BEGIN GIVEN RECORDS

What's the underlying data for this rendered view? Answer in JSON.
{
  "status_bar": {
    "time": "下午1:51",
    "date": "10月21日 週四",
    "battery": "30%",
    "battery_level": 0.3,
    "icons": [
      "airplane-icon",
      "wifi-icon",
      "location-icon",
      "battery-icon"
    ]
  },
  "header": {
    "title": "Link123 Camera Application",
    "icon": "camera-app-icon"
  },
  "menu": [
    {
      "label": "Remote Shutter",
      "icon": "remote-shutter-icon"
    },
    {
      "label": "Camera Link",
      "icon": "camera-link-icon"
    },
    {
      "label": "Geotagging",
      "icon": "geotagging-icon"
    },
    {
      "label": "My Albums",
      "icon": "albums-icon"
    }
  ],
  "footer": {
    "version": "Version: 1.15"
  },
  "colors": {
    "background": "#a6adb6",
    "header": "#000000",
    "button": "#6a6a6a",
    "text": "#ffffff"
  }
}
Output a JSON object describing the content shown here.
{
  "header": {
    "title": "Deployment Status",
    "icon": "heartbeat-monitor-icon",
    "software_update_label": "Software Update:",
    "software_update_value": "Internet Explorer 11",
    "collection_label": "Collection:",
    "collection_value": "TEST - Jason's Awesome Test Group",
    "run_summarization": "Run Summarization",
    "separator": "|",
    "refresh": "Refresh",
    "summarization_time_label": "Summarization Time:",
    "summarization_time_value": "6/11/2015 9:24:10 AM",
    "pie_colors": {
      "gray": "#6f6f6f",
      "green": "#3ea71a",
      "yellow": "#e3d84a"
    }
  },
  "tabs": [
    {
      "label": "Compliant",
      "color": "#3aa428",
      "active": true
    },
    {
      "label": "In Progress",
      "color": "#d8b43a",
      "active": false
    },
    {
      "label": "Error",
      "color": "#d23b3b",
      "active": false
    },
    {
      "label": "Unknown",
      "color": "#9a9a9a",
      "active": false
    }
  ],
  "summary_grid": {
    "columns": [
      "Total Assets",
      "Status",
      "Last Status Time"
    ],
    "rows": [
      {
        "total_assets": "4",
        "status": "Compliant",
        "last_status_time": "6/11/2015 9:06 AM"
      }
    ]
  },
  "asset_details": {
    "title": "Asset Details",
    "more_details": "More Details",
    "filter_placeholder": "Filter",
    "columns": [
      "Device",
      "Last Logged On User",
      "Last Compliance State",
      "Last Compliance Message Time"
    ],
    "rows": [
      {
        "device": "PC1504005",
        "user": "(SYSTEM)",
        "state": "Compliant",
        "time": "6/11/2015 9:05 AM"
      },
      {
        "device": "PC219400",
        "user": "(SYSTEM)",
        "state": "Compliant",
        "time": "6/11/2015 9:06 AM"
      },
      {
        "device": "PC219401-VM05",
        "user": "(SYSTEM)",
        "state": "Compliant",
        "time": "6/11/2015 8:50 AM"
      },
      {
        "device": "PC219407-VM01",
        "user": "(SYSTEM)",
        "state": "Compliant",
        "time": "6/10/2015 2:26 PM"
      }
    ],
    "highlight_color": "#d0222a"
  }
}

END GIVEN RECORDS

• [WHAT IS EXPECTED]: Print out every entry, keeping each one exact.

• [WORKED ANSWER]:
What's the underlying data for this rendered view? Answer in JSON.
{
  "status_bar": {
    "time": "下午1:51",
    "date": "10月21日 週四",
    "battery": "30%",
    "battery_level": 0.3,
    "icons": [
      "airplane-icon",
      "wifi-icon",
      "location-icon",
      "battery-icon"
    ]
  },
  "header": {
    "title": "Link123 Camera Application",
    "icon": "camera-app-icon"
  },
  "menu": [
    {
      "label": "Remote Shutter",
      "icon": "remote-shutter-icon"
    },
    {
      "label": "Camera Link",
      "icon": "camera-link-icon"
    },
    {
      "label": "Geotagging",
      "icon": "geotagging-icon"
    },
    {
      "label": "My Albums",
      "icon": "albums-icon"
    }
  ],
  "footer": {
    "version": "Version: 1.15"
  },
  "colors": {
    "background": "#a6adb6",
    "header": "#000000",
    "button": "#6a6a6a",
    "text": "#ffffff"
  }
}
Output a JSON object describing the content shown here.
{
  "header": {
    "title": "Deployment Status",
    "icon": "heartbeat-monitor-icon",
    "software_update_label": "Software Update:",
    "software_update_value": "Internet Explorer 11",
    "collection_label": "Collection:",
    "collection_value": "TEST - Jason's Awesome Test Group",
    "run_summarization": "Run Summarization",
    "separator": "|",
    "refresh": "Refresh",
    "summarization_time_label": "Summarization Time:",
    "summarization_time_value": "6/11/2015 9:24:10 AM",
    "pie_colors": {
      "gray": "#6f6f6f",
      "green": "#3ea71a",
      "yellow": "#e3d84a"
    }
  },
  "tabs": [
    {
      "label": "Compliant",
      "color": "#3aa428",
      "active": true
    },
    {
      "label": "In Progress",
      "color": "#d8b43a",
      "active": false
    },
    {
      "label": "Error",
      "color": "#d23b3b",
      "active": false
    },
    {
      "label": "Unknown",
      "color": "#9a9a9a",
      "active": false
    }
  ],
  "summary_grid": {
    "columns": [
      "Total Assets",
      "Status",
      "Last Status Time"
    ],
    "rows": [
      {
        "total_assets": "4",
        "status": "Compliant",
        "last_status_time": "6/11/2015 9:06 AM"
      }
    ]
  },
  "asset_details": {
    "title": "Asset Details",
    "more_details": "More Details",
    "filter_placeholder": "Filter",
    "columns": [
      "Device",
      "Last Logged On User",
      "Last Compliance State",
      "Last Compliance Message Time"
    ],
    "rows": [
      {
        "device": "PC1504005",
        "user": "(SYSTEM)",
        "state": "Compliant",
        "time": "6/11/2015 9:05 AM"
      },
      {
        "device": "PC219400",
        "user": "(SYSTEM)",
        "state": "Compliant",
        "time": "6/11/2015 9:06 AM"
      },
      {
        "device": "PC219401-VM05",
        "user": "(SYSTEM)",
        "state": "Compliant",
        "time": "6/11/2015 8:50 AM"
      },
      {
        "device": "PC219407-VM01",
        "user": "(SYSTEM)",
        "state": "Compliant",
        "time": "6/10/2015 2:26 PM"
      }
    ],
    "highlight_color": "#d0222a"
  }
}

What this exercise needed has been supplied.